Goal: Show every line below where "evidence" can be found.

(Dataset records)

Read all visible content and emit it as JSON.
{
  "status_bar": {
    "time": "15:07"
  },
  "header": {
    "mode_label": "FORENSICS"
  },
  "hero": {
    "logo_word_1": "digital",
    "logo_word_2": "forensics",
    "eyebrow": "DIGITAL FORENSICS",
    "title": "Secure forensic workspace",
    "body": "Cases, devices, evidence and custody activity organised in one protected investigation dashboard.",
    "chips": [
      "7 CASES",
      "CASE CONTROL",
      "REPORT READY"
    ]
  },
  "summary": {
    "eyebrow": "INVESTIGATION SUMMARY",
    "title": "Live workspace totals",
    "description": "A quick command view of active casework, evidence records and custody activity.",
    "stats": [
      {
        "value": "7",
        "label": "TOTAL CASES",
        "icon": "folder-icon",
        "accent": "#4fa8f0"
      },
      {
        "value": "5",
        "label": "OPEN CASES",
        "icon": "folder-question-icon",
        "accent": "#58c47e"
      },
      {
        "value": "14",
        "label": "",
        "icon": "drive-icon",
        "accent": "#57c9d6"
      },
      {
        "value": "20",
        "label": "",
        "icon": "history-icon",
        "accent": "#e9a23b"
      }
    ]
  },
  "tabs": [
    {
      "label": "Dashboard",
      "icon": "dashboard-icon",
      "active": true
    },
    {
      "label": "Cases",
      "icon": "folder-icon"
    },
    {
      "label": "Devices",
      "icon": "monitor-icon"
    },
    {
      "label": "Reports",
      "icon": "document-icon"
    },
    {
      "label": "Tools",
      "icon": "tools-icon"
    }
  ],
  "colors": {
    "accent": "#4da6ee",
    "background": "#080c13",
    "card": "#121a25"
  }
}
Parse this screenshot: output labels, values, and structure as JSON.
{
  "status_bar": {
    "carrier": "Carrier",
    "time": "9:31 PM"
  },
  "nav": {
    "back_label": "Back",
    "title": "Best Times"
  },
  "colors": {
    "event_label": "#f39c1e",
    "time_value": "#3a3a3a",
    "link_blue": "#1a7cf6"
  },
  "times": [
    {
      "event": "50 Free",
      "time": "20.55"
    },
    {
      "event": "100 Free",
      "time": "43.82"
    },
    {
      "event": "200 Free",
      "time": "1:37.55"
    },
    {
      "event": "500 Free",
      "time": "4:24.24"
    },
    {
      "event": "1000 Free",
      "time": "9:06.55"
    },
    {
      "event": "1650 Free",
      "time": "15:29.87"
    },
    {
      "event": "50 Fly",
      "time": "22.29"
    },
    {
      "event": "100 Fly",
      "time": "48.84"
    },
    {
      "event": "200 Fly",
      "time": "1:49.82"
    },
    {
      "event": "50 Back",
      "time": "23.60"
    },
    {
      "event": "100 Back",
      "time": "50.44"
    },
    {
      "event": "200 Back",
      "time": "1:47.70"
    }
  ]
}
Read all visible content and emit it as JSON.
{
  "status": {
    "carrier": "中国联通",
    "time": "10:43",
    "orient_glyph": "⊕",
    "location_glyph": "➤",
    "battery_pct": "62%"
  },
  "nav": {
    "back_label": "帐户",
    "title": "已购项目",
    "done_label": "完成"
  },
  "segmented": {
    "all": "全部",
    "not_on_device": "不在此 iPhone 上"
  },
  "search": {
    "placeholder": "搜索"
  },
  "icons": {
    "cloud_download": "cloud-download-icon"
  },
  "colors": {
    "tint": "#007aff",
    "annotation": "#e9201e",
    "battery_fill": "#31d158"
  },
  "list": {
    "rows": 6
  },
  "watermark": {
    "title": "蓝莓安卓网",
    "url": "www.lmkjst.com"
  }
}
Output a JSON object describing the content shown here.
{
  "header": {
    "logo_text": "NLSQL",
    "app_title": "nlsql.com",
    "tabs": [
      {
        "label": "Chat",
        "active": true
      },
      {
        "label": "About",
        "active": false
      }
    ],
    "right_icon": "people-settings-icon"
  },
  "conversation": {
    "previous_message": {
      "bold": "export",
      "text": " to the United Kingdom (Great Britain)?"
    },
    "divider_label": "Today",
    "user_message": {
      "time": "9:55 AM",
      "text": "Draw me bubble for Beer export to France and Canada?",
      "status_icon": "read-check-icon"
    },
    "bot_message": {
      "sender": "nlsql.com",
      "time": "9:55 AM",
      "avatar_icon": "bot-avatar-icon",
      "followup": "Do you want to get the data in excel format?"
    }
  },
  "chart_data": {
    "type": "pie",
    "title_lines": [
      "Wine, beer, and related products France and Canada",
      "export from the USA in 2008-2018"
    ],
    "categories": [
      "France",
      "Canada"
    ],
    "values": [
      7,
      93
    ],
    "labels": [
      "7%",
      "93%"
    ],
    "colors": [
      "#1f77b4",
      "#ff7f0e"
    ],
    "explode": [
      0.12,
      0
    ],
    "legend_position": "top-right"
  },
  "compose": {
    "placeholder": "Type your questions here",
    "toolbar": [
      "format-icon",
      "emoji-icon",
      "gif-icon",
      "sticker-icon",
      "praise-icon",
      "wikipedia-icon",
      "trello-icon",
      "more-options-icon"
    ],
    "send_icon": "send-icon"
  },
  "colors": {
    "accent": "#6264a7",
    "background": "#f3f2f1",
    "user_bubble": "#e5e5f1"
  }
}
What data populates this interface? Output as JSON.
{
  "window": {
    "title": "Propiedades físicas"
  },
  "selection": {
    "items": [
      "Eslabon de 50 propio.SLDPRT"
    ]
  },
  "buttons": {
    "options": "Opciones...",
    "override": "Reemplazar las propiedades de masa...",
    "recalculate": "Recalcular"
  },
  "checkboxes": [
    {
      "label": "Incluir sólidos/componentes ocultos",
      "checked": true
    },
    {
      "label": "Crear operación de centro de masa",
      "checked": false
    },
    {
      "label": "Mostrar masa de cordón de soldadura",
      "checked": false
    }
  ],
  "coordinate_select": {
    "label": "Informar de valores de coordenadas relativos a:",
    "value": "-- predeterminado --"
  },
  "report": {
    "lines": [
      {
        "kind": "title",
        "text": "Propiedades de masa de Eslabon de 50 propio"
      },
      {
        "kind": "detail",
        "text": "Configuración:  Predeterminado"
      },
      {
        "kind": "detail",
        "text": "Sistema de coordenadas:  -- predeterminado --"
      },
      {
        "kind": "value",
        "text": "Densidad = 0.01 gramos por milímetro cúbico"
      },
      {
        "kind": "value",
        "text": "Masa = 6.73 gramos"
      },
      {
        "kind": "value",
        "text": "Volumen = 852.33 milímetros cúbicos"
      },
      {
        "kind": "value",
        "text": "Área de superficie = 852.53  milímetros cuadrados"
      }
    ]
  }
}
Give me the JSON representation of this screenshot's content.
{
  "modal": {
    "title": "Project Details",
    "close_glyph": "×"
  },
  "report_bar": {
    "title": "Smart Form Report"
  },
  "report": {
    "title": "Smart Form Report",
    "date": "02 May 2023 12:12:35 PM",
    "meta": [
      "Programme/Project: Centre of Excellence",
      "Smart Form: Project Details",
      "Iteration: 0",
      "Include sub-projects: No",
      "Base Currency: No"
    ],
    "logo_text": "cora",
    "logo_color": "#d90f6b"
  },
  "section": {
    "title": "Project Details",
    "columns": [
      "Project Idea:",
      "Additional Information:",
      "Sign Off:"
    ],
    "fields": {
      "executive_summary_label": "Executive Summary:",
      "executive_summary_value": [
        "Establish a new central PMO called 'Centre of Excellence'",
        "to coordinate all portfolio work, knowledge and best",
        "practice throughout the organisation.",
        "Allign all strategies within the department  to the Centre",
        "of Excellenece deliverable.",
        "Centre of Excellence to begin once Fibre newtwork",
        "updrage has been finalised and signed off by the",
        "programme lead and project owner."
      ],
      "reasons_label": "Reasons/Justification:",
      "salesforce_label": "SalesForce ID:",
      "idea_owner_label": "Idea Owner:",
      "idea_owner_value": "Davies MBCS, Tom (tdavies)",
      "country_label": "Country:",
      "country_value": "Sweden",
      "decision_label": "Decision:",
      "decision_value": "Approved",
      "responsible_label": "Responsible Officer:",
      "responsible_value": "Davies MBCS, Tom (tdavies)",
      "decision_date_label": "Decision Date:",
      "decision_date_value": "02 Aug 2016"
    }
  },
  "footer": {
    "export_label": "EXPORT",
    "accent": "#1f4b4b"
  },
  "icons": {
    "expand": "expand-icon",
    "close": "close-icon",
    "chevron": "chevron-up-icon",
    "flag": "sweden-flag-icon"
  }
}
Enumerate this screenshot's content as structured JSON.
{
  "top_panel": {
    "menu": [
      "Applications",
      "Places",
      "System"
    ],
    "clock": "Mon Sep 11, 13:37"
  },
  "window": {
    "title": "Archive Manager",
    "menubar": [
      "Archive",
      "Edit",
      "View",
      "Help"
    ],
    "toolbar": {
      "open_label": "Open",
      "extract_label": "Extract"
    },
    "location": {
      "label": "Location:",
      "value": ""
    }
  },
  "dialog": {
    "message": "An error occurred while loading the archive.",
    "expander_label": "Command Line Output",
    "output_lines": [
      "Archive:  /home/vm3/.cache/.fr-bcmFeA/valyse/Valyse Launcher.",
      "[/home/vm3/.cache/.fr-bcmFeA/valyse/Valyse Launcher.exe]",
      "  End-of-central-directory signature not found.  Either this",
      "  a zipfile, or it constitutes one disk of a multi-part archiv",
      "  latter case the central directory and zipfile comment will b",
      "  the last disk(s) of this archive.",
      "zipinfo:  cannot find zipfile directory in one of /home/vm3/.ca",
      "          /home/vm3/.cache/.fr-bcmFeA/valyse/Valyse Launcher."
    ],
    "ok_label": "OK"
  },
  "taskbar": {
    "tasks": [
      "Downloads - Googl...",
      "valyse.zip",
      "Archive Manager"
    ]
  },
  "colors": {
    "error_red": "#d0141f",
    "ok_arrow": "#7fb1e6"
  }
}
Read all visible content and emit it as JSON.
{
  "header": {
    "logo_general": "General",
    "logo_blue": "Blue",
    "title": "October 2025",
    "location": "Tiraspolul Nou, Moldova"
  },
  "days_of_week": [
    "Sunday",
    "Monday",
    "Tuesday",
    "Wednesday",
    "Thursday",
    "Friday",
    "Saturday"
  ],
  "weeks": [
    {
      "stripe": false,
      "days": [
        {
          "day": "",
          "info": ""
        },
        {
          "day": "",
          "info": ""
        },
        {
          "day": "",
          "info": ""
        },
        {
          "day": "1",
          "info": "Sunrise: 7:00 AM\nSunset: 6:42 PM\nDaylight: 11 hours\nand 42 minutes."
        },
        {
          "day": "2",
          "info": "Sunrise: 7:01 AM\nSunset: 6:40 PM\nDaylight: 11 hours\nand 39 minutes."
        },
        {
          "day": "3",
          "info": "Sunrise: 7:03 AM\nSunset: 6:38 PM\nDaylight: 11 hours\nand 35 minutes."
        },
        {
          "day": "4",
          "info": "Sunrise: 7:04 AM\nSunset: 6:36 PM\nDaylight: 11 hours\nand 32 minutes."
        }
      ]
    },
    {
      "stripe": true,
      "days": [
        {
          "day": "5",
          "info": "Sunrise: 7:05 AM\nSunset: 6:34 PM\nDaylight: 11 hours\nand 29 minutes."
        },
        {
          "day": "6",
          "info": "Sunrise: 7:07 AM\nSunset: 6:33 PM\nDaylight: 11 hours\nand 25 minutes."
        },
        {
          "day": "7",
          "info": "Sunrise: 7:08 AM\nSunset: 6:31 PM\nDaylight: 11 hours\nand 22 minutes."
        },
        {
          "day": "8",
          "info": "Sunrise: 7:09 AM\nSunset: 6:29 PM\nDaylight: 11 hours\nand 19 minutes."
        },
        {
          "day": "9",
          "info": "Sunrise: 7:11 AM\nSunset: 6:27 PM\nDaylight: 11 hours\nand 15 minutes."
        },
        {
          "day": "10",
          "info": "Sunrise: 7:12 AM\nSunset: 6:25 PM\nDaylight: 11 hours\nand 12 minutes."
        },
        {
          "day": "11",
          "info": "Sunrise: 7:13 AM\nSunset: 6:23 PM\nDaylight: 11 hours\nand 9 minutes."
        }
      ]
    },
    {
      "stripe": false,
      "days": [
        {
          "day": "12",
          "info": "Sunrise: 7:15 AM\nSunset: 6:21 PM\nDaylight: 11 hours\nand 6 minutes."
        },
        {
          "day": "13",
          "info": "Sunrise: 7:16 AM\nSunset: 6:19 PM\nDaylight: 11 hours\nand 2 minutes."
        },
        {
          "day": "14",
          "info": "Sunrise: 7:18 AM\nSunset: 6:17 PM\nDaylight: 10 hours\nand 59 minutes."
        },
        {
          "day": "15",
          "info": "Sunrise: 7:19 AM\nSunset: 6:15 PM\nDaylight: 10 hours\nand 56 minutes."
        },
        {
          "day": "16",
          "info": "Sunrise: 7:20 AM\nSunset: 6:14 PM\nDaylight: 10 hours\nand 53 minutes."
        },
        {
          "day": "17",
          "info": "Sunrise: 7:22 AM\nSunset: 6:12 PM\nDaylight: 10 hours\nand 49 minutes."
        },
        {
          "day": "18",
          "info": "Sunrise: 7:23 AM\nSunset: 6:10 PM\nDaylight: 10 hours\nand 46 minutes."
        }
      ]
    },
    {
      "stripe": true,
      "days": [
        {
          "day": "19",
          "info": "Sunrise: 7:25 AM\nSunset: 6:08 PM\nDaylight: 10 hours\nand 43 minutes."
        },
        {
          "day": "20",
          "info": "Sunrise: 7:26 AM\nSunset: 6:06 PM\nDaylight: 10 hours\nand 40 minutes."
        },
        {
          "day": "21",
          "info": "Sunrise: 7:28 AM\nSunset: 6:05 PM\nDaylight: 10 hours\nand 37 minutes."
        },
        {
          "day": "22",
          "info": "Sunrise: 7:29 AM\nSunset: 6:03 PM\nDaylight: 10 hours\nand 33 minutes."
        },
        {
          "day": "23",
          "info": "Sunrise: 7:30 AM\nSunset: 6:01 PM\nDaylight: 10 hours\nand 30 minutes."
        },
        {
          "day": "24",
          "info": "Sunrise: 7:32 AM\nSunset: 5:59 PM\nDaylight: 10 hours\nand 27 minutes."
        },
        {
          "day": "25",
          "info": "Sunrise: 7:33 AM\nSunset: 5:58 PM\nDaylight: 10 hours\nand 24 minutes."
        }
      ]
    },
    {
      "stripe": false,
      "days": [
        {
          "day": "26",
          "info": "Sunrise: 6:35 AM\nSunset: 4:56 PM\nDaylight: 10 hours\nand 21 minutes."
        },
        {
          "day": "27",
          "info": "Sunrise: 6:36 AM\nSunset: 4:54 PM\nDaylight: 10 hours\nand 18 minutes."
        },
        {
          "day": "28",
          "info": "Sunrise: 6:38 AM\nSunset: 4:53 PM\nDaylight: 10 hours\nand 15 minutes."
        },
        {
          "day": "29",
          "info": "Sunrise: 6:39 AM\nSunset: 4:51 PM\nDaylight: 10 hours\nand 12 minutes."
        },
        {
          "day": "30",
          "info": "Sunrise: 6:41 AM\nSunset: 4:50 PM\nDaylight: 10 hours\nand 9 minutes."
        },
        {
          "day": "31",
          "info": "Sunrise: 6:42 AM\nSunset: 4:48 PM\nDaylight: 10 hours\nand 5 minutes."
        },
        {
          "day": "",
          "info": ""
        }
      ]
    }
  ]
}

Response:
    "body": "Cases, devices, evidence and custody activity organised in one protected investigation dashboard.",
    "description": "A quick command view of active casework, evidence records and custody activity.",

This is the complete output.